Task directions:
Pictures in the records should not be copied, but every other part must be repeated exactly.

Data excerpts:
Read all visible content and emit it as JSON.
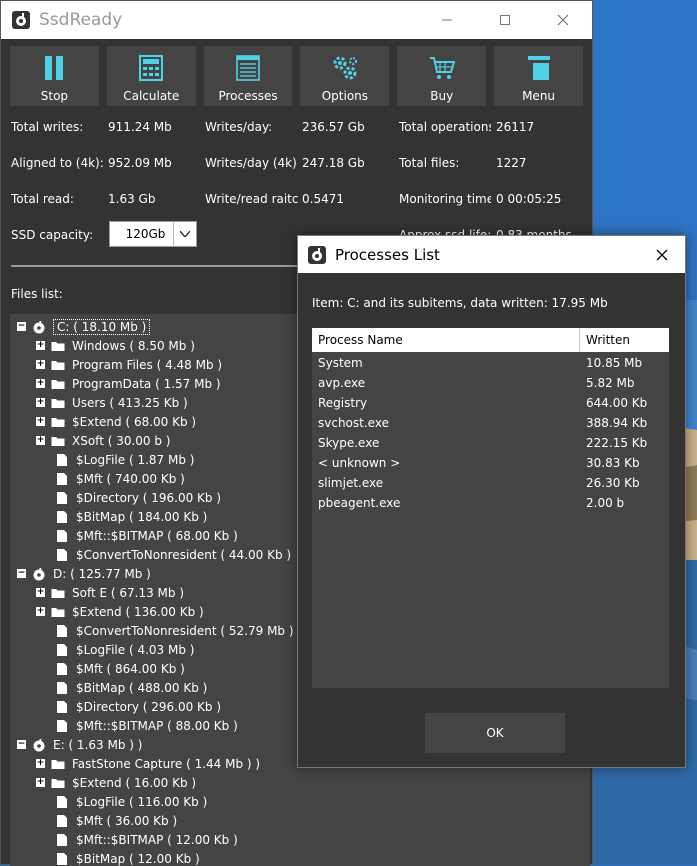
{
  "app": {
    "title": "SsdReady"
  },
  "toolbar": [
    {
      "label": "Stop",
      "icon": "pause-icon"
    },
    {
      "label": "Calculate",
      "icon": "calculator-icon"
    },
    {
      "label": "Processes",
      "icon": "list-icon"
    },
    {
      "label": "Options",
      "icon": "gears-icon"
    },
    {
      "label": "Buy",
      "icon": "cart-icon"
    },
    {
      "label": "Menu",
      "icon": "menu-icon"
    }
  ],
  "stats": {
    "total_writes_label": "Total writes:",
    "total_writes": "911.24 Mb",
    "writes_day_label": "Writes/day:",
    "writes_day": "236.57 Gb",
    "total_ops_label": "Total operations",
    "total_ops": "26117",
    "aligned_label": "Aligned to (4k):",
    "aligned": "952.09 Mb",
    "writes_day_4k_label": "Writes/day (4k)",
    "writes_day_4k": "247.18 Gb",
    "total_files_label": "Total files:",
    "total_files": "1227",
    "total_read_label": "Total read:",
    "total_read": "1.63 Gb",
    "write_read_ratio_label": "Write/read raitc",
    "write_read_ratio": "0.5471",
    "monitoring_label": "Monitoring time",
    "monitoring": "0 00:05:25",
    "capacity_label": "SSD capacity:",
    "capacity_value": "120Gb",
    "approx_life_label": "Approx ssd life:",
    "approx_life": "0.83 months"
  },
  "files_label": "Files list:",
  "tree": [
    {
      "text": "C: ( 18.10 Mb )",
      "level": 0,
      "exp": "−",
      "icon": "drive"
    },
    {
      "text": "Windows ( 8.50 Mb )",
      "level": 1,
      "exp": "+",
      "icon": "folder"
    },
    {
      "text": "Program Files ( 4.48 Mb )",
      "level": 1,
      "exp": "+",
      "icon": "folder"
    },
    {
      "text": "ProgramData ( 1.57 Mb )",
      "level": 1,
      "exp": "+",
      "icon": "folder"
    },
    {
      "text": "Users ( 413.25 Kb )",
      "level": 1,
      "exp": "+",
      "icon": "folder"
    },
    {
      "text": "$Extend ( 68.00 Kb )",
      "level": 1,
      "exp": "+",
      "icon": "folder"
    },
    {
      "text": "XSoft ( 30.00 b )",
      "level": 1,
      "exp": "+",
      "icon": "folder"
    },
    {
      "text": "$LogFile ( 1.87 Mb )",
      "level": 1,
      "exp": "",
      "icon": "file"
    },
    {
      "text": "$Mft ( 740.00 Kb )",
      "level": 1,
      "exp": "",
      "icon": "file"
    },
    {
      "text": "$Directory ( 196.00 Kb )",
      "level": 1,
      "exp": "",
      "icon": "file"
    },
    {
      "text": "$BitMap ( 184.00 Kb )",
      "level": 1,
      "exp": "",
      "icon": "file"
    },
    {
      "text": "$Mft::$BITMAP ( 68.00 Kb )",
      "level": 1,
      "exp": "",
      "icon": "file"
    },
    {
      "text": "$ConvertToNonresident ( 44.00 Kb )",
      "level": 1,
      "exp": "",
      "icon": "file"
    },
    {
      "text": "D: ( 125.77 Mb )",
      "level": 0,
      "exp": "−",
      "icon": "drive"
    },
    {
      "text": "Soft E ( 67.13 Mb )",
      "level": 1,
      "exp": "+",
      "icon": "folder"
    },
    {
      "text": "$Extend ( 136.00 Kb )",
      "level": 1,
      "exp": "+",
      "icon": "folder"
    },
    {
      "text": "$ConvertToNonresident ( 52.79 Mb )",
      "level": 1,
      "exp": "",
      "icon": "file"
    },
    {
      "text": "$LogFile ( 4.03 Mb )",
      "level": 1,
      "exp": "",
      "icon": "file"
    },
    {
      "text": "$Mft ( 864.00 Kb )",
      "level": 1,
      "exp": "",
      "icon": "file"
    },
    {
      "text": "$BitMap ( 488.00 Kb )",
      "level": 1,
      "exp": "",
      "icon": "file"
    },
    {
      "text": "$Directory ( 296.00 Kb )",
      "level": 1,
      "exp": "",
      "icon": "file"
    },
    {
      "text": "$Mft::$BITMAP ( 88.00 Kb )",
      "level": 1,
      "exp": "",
      "icon": "file"
    },
    {
      "text": "E: ( 1.63 Mb ) )",
      "level": 0,
      "exp": "−",
      "icon": "drive"
    },
    {
      "text": "FastStone Capture ( 1.44 Mb ) )",
      "level": 1,
      "exp": "+",
      "icon": "folder"
    },
    {
      "text": "$Extend ( 16.00 Kb )",
      "level": 1,
      "exp": "+",
      "icon": "folder"
    },
    {
      "text": "$LogFile ( 116.00 Kb )",
      "level": 1,
      "exp": "",
      "icon": "file"
    },
    {
      "text": "$Mft ( 36.00 Kb )",
      "level": 1,
      "exp": "",
      "icon": "file"
    },
    {
      "text": "$Mft::$BITMAP ( 12.00 Kb )",
      "level": 1,
      "exp": "",
      "icon": "file"
    },
    {
      "text": "$BitMap ( 12.00 Kb )",
      "level": 1,
      "exp": "",
      "icon": "file"
    }
  ],
  "dialog": {
    "title": "Processes List",
    "item_text": "Item: C: and its subitems, data written: 17.95 Mb",
    "col_process": "Process Name",
    "col_written": "Written",
    "rows": [
      {
        "name": "System",
        "written": "10.85 Mb"
      },
      {
        "name": "avp.exe",
        "written": "5.82 Mb"
      },
      {
        "name": "Registry",
        "written": "644.00 Kb"
      },
      {
        "name": "svchost.exe",
        "written": "388.94 Kb"
      },
      {
        "name": "Skype.exe",
        "written": "222.15 Kb"
      },
      {
        "name": "< unknown >",
        "written": "30.83 Kb"
      },
      {
        "name": "slimjet.exe",
        "written": "26.30 Kb"
      },
      {
        "name": "pbeagent.exe",
        "written": "2.00 b"
      }
    ],
    "ok_label": "OK"
  },
  "colors": {
    "accent": "#4fd1e6",
    "window_bg": "#333333",
    "panel_bg": "#444444"
  }
}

Solution:
Read all visible content and emit it as JSON.
{
  "app": {
    "title": "SsdReady"
  },
  "toolbar": [
    {
      "label": "Stop",
      "icon": "pause-icon"
    },
    {
      "label": "Calculate",
      "icon": "calculator-icon"
    },
    {
      "label": "Processes",
      "icon": "list-icon"
    },
    {
      "label": "Options",
      "icon": "gears-icon"
    },
    {
      "label": "Buy",
      "icon": "cart-icon"
    },
    {
      "label": "Menu",
      "icon": "menu-icon"
    }
  ],
  "stats": {
    "total_writes_label": "Total writes:",
    "total_writes": "911.24 Mb",
    "writes_day_label": "Writes/day:",
    "writes_day": "236.57 Gb",
    "total_ops_label": "Total operations",
    "total_ops": "26117",
    "aligned_label": "Aligned to (4k):",
    "aligned": "952.09 Mb",
    "writes_day_4k_label": "Writes/day (4k)",
    "writes_day_4k": "247.18 Gb",
    "total_files_label": "Total files:",
    "total_files": "1227",
    "total_read_label": "Total read:",
    "total_read": "1.63 Gb",
    "write_read_ratio_label": "Write/read raitc",
    "write_read_ratio": "0.5471",
    "monitoring_label": "Monitoring time",
    "monitoring": "0 00:05:25",
    "capacity_label": "SSD capacity:",
    "capacity_value": "120Gb",
    "approx_life_label": "Approx ssd life:",
    "approx_life": "0.83 months"
  },
  "files_label": "Files list:",
  "tree": [
    {
      "text": "C: ( 18.10 Mb )",
      "level": 0,
      "exp": "−",
      "icon": "drive"
    },
    {
      "text": "Windows ( 8.50 Mb )",
      "level": 1,
      "exp": "+",
      "icon": "folder"
    },
    {
      "text": "Program Files ( 4.48 Mb )",
      "level": 1,
      "exp": "+",
      "icon": "folder"
    },
    {
      "text": "ProgramData ( 1.57 Mb )",
      "level": 1,
      "exp": "+",
      "icon": "folder"
    },
    {
      "text": "Users ( 413.25 Kb )",
      "level": 1,
      "exp": "+",
      "icon": "folder"
    },
    {
      "text": "$Extend ( 68.00 Kb )",
      "level": 1,
      "exp": "+",
      "icon": "folder"
    },
    {
      "text": "XSoft ( 30.00 b )",
      "level": 1,
      "exp": "+",
      "icon": "folder"
    },
    {
      "text": "$LogFile ( 1.87 Mb )",
      "level": 1,
      "exp": "",
      "icon": "file"
    },
    {
      "text": "$Mft ( 740.00 Kb )",
      "level": 1,
      "exp": "",
      "icon": "file"
    },
    {
      "text": "$Directory ( 196.00 Kb )",
      "level": 1,
      "exp": "",
      "icon": "file"
    },
    {
      "text": "$BitMap ( 184.00 Kb )",
      "level": 1,
      "exp": "",
      "icon": "file"
    },
    {
      "text": "$Mft::$BITMAP ( 68.00 Kb )",
      "level": 1,
      "exp": "",
      "icon": "file"
    },
    {
      "text": "$ConvertToNonresident ( 44.00 Kb )",
      "level": 1,
      "exp": "",
      "icon": "file"
    },
    {
      "text": "D: ( 125.77 Mb )",
      "level": 0,
      "exp": "−",
      "icon": "drive"
    },
    {
      "text": "Soft E ( 67.13 Mb )",
      "level": 1,
      "exp": "+",
      "icon": "folder"
    },
    {
      "text": "$Extend ( 136.00 Kb )",
      "level": 1,
      "exp": "+",
      "icon": "folder"
    },
    {
      "text": "$ConvertToNonresident ( 52.79 Mb )",
      "level": 1,
      "exp": "",
      "icon": "file"
    },
    {
      "text": "$LogFile ( 4.03 Mb )",
      "level": 1,
      "exp": "",
      "icon": "file"
    },
    {
      "text": "$Mft ( 864.00 Kb )",
      "level": 1,
      "exp": "",
      "icon": "file"
    },
    {
      "text": "$BitMap ( 488.00 Kb )",
      "level": 1,
      "exp": "",
      "icon": "file"
    },
    {
      "text": "$Directory ( 296.00 Kb )",
      "level": 1,
      "exp": "",
      "icon": "file"
    },
    {
      "text": "$Mft::$BITMAP ( 88.00 Kb )",
      "level": 1,
      "exp": "",
      "icon": "file"
    },
    {
      "text": "E: ( 1.63 Mb ) )",
      "level": 0,
      "exp": "−",
      "icon": "drive"
    },
    {
      "text": "FastStone Capture ( 1.44 Mb ) )",
      "level": 1,
      "exp": "+",
      "icon": "folder"
    },
    {
      "text": "$Extend ( 16.00 Kb )",
      "level": 1,
      "exp": "+",
      "icon": "folder"
    },
    {
      "text": "$LogFile ( 116.00 Kb )",
      "level": 1,
      "exp": "",
      "icon": "file"
    },
    {
      "text": "$Mft ( 36.00 Kb )",
      "level": 1,
      "exp": "",
      "icon": "file"
    },
    {
      "text": "$Mft::$BITMAP ( 12.00 Kb )",
      "level": 1,
      "exp": "",
      "icon": "file"
    },
    {
      "text": "$BitMap ( 12.00 Kb )",
      "level": 1,
      "exp": "",
      "icon": "file"
    }
  ],
  "dialog": {
    "title": "Processes List",
    "item_text": "Item: C: and its subitems, data written: 17.95 Mb",
    "col_process": "Process Name",
    "col_written": "Written",
    "rows": [
      {
        "name": "System",
        "written": "10.85 Mb"
      },
      {
        "name": "avp.exe",
        "written": "5.82 Mb"
      },
      {
        "name": "Registry",
        "written": "644.00 Kb"
      },
      {
        "name": "svchost.exe",
        "written": "388.94 Kb"
      },
      {
        "name": "Skype.exe",
        "written": "222.15 Kb"
      },
      {
        "name": "< unknown >",
        "written": "30.83 Kb"
      },
      {
        "name": "slimjet.exe",
        "written": "26.30 Kb"
      },
      {
        "name": "pbeagent.exe",
        "written": "2.00 b"
      }
    ],
    "ok_label": "OK"
  },
  "colors": {
    "accent": "#4fd1e6",
    "window_bg": "#333333",
    "panel_bg": "#444444"
  }
}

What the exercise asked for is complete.